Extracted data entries
------------------------------

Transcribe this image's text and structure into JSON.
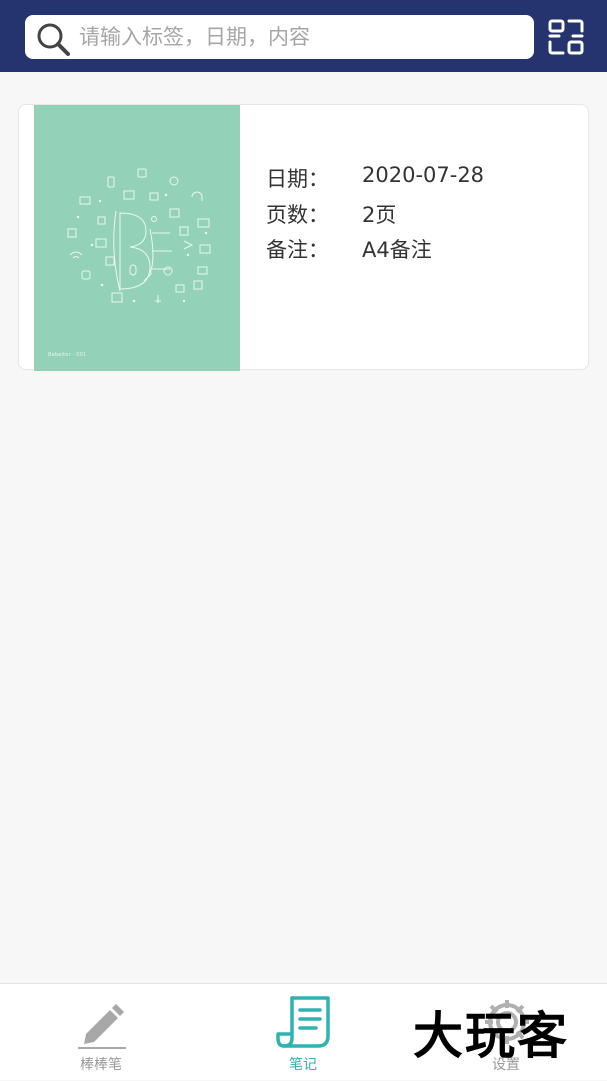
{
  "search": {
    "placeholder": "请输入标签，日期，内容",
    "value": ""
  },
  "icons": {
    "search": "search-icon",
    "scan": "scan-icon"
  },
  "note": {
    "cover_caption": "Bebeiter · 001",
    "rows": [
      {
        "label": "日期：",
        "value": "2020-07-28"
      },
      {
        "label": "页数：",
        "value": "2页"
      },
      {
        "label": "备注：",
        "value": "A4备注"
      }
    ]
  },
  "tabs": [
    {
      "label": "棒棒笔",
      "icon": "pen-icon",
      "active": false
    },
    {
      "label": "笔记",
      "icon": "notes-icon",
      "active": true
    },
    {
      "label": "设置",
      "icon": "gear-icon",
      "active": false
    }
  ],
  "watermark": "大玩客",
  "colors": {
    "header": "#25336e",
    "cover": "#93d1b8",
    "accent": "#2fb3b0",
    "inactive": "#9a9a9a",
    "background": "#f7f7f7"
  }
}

------------------------------

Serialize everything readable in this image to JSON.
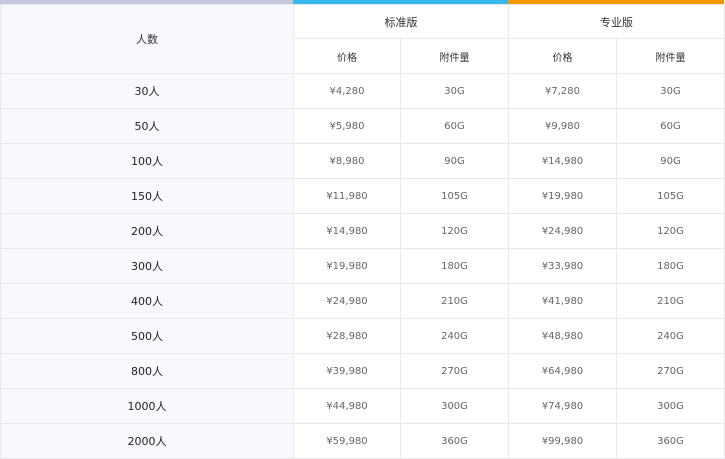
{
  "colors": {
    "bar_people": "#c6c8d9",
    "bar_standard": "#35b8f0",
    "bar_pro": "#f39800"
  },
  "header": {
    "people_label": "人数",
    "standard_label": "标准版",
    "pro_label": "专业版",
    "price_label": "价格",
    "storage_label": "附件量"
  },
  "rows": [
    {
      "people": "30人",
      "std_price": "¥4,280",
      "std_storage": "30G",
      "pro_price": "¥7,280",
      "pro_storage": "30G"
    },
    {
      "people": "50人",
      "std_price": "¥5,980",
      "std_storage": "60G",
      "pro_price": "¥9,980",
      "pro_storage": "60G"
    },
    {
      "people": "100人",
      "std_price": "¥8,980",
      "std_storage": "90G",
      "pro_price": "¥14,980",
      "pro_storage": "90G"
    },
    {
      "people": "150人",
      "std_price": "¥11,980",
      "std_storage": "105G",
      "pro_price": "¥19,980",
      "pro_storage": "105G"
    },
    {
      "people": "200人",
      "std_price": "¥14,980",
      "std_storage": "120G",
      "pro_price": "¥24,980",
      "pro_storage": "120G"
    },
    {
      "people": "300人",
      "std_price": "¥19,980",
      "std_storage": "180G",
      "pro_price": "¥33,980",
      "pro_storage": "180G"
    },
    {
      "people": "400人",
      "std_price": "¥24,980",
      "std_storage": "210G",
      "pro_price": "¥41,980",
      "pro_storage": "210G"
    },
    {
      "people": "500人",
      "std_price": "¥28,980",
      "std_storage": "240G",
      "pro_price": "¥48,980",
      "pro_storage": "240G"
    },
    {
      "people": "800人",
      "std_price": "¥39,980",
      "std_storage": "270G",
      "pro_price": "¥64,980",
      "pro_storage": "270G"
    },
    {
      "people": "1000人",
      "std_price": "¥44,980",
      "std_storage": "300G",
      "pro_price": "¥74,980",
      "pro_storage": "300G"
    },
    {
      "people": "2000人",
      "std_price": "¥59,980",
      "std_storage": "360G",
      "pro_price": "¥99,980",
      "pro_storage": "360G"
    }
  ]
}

------------------------------

> [STATED TASK]:
Copy out each line of the records that holds the string "image".

> [PROBLEM SOLUTION]:
Transcribe this image's text and structure into JSON.
Serialize everything readable in this image to JSON.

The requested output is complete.